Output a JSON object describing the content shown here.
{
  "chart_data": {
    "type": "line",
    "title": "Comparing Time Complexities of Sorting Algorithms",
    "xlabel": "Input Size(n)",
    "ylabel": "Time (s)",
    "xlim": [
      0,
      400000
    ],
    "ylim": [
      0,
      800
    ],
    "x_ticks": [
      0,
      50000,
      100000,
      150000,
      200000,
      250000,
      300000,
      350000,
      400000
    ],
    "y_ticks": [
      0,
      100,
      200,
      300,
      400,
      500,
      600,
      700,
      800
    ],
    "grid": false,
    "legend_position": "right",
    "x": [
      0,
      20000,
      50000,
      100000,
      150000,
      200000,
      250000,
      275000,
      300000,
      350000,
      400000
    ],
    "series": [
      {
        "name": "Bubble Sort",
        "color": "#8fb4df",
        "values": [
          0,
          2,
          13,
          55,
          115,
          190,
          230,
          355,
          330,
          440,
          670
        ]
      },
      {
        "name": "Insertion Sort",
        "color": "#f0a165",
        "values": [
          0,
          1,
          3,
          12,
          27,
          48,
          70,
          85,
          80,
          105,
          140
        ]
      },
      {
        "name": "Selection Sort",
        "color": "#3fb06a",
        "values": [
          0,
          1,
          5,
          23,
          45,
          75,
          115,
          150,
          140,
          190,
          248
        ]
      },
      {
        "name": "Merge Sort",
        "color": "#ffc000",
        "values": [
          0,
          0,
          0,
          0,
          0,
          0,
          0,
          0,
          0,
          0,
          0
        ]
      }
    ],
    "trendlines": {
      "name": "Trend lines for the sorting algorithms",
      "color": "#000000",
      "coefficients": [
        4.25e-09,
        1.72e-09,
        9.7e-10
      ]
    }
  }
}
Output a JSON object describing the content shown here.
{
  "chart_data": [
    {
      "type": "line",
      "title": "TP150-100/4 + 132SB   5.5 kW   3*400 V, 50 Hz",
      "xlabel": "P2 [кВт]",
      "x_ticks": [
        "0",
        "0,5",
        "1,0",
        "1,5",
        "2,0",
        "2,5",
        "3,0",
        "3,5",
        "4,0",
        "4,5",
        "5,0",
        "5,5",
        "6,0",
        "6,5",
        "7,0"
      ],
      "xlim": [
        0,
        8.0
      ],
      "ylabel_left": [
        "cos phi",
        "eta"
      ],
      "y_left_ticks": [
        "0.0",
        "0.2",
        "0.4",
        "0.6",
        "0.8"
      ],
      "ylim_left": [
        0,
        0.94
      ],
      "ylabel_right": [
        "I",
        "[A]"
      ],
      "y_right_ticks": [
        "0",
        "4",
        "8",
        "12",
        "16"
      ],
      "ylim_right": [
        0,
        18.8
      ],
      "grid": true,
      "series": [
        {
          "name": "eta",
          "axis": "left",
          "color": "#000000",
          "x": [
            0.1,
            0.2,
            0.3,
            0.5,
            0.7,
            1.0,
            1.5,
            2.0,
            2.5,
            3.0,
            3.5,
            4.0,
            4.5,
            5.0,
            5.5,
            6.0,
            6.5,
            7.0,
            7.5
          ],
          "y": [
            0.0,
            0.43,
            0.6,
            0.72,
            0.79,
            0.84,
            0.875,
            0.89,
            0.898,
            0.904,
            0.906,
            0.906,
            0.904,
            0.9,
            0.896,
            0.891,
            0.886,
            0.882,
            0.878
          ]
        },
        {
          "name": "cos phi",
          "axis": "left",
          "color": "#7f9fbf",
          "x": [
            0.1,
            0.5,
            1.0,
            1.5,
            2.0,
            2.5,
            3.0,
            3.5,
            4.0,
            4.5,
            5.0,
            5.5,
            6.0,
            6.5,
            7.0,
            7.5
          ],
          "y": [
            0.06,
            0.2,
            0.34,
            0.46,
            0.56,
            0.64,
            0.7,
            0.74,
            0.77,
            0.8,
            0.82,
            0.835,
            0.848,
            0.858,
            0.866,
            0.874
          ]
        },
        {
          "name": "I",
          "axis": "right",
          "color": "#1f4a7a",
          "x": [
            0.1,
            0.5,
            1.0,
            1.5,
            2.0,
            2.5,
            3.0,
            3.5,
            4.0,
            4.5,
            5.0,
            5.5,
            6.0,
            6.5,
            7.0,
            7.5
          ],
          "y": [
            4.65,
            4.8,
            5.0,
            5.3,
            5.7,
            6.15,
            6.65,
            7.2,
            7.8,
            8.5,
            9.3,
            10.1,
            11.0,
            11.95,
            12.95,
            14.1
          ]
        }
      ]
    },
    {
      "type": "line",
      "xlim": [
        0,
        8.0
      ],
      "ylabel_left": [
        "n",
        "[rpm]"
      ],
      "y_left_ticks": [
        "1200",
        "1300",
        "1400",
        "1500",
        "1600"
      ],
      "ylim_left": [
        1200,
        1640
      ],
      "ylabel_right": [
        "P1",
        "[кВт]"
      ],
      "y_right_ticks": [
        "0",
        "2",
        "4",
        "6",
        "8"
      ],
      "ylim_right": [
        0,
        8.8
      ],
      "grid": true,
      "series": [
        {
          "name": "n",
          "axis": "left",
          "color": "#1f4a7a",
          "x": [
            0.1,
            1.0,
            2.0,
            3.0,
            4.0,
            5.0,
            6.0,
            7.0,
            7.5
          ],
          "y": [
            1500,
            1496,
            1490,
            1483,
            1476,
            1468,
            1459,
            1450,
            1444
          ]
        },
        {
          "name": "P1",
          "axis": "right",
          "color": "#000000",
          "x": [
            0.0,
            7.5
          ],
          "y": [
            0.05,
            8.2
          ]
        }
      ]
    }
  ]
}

Set task:
Write out the whole listing again, exactly as it stands.

Complete output:
Output a JSON object describing the content shown here.
{
  "chart_data": {
    "type": "line",
    "title": "Comparing Time Complexities of Sorting Algorithms",
    "xlabel": "Input Size(n)",
    "ylabel": "Time (s)",
    "xlim": [
      0,
      400000
    ],
    "ylim": [
      0,
      800
    ],
    "x_ticks": [
      0,
      50000,
      100000,
      150000,
      200000,
      250000,
      300000,
      350000,
      400000
    ],
    "y_ticks": [
      0,
      100,
      200,
      300,
      400,
      500,
      600,
      700,
      800
    ],
    "grid": false,
    "legend_position": "right",
    "x": [
      0,
      20000,
      50000,
      100000,
      150000,
      200000,
      250000,
      275000,
      300000,
      350000,
      400000
    ],
    "series": [
      {
        "name": "Bubble Sort",
        "color": "#8fb4df",
        "values": [
          0,
          2,
          13,
          55,
          115,
          190,
          230,
          355,
          330,
          440,
          670
        ]
      },
      {
        "name": "Insertion Sort",
        "color": "#f0a165",
        "values": [
          0,
          1,
          3,
          12,
          27,
          48,
          70,
          85,
          80,
          105,
          140
        ]
      },
      {
        "name": "Selection Sort",
        "color": "#3fb06a",
        "values": [
          0,
          1,
          5,
          23,
          45,
          75,
          115,
          150,
          140,
          190,
          248
        ]
      },
      {
        "name": "Merge Sort",
        "color": "#ffc000",
        "values": [
          0,
          0,
          0,
          0,
          0,
          0,
          0,
          0,
          0,
          0,
          0
        ]
      }
    ],
    "trendlines": {
      "name": "Trend lines for the sorting algorithms",
      "color": "#000000",
      "coefficients": [
        4.25e-09,
        1.72e-09,
        9.7e-10
      ]
    }
  }
}
Output a JSON object describing the content shown here.
{
  "chart_data": [
    {
      "type": "line",
      "title": "TP150-100/4 + 132SB   5.5 kW   3*400 V, 50 Hz",
      "xlabel": "P2 [кВт]",
      "x_ticks": [
        "0",
        "0,5",
        "1,0",
        "1,5",
        "2,0",
        "2,5",
        "3,0",
        "3,5",
        "4,0",
        "4,5",
        "5,0",
        "5,5",
        "6,0",
        "6,5",
        "7,0"
      ],
      "xlim": [
        0,
        8.0
      ],
      "ylabel_left": [
        "cos phi",
        "eta"
      ],
      "y_left_ticks": [
        "0.0",
        "0.2",
        "0.4",
        "0.6",
        "0.8"
      ],
      "ylim_left": [
        0,
        0.94
      ],
      "ylabel_right": [
        "I",
        "[A]"
      ],
      "y_right_ticks": [
        "0",
        "4",
        "8",
        "12",
        "16"
      ],
      "ylim_right": [
        0,
        18.8
      ],
      "grid": true,
      "series": [
        {
          "name": "eta",
          "axis": "left",
          "color": "#000000",
          "x": [
            0.1,
            0.2,
            0.3,
            0.5,
            0.7,
            1.0,
            1.5,
            2.0,
            2.5,
            3.0,
            3.5,
            4.0,
            4.5,
            5.0,
            5.5,
            6.0,
            6.5,
            7.0,
            7.5
          ],
          "y": [
            0.0,
            0.43,
            0.6,
            0.72,
            0.79,
            0.84,
            0.875,
            0.89,
            0.898,
            0.904,
            0.906,
            0.906,
            0.904,
            0.9,
            0.896,
            0.891,
            0.886,
            0.882,
            0.878
          ]
        },
        {
          "name": "cos phi",
          "axis": "left",
          "color": "#7f9fbf",
          "x": [
            0.1,
            0.5,
            1.0,
            1.5,
            2.0,
            2.5,
            3.0,
            3.5,
            4.0,
            4.5,
            5.0,
            5.5,
            6.0,
            6.5,
            7.0,
            7.5
          ],
          "y": [
            0.06,
            0.2,
            0.34,
            0.46,
            0.56,
            0.64,
            0.7,
            0.74,
            0.77,
            0.8,
            0.82,
            0.835,
            0.848,
            0.858,
            0.866,
            0.874
          ]
        },
        {
          "name": "I",
          "axis": "right",
          "color": "#1f4a7a",
          "x": [
            0.1,
            0.5,
            1.0,
            1.5,
            2.0,
            2.5,
            3.0,
            3.5,
            4.0,
            4.5,
            5.0,
            5.5,
            6.0,
            6.5,
            7.0,
            7.5
          ],
          "y": [
            4.65,
            4.8,
            5.0,
            5.3,
            5.7,
            6.15,
            6.65,
            7.2,
            7.8,
            8.5,
            9.3,
            10.1,
            11.0,
            11.95,
            12.95,
            14.1
          ]
        }
      ]
    },
    {
      "type": "line",
      "xlim": [
        0,
        8.0
      ],
      "ylabel_left": [
        "n",
        "[rpm]"
      ],
      "y_left_ticks": [
        "1200",
        "1300",
        "1400",
        "1500",
        "1600"
      ],
      "ylim_left": [
        1200,
        1640
      ],
      "ylabel_right": [
        "P1",
        "[кВт]"
      ],
      "y_right_ticks": [
        "0",
        "2",
        "4",
        "6",
        "8"
      ],
      "ylim_right": [
        0,
        8.8
      ],
      "grid": true,
      "series": [
        {
          "name": "n",
          "axis": "left",
          "color": "#1f4a7a",
          "x": [
            0.1,
            1.0,
            2.0,
            3.0,
            4.0,
            5.0,
            6.0,
            7.0,
            7.5
          ],
          "y": [
            1500,
            1496,
            1490,
            1483,
            1476,
            1468,
            1459,
            1450,
            1444
          ]
        },
        {
          "name": "P1",
          "axis": "right",
          "color": "#000000",
          "x": [
            0.0,
            7.5
          ],
          "y": [
            0.05,
            8.2
          ]
        }
      ]
    }
  ]
}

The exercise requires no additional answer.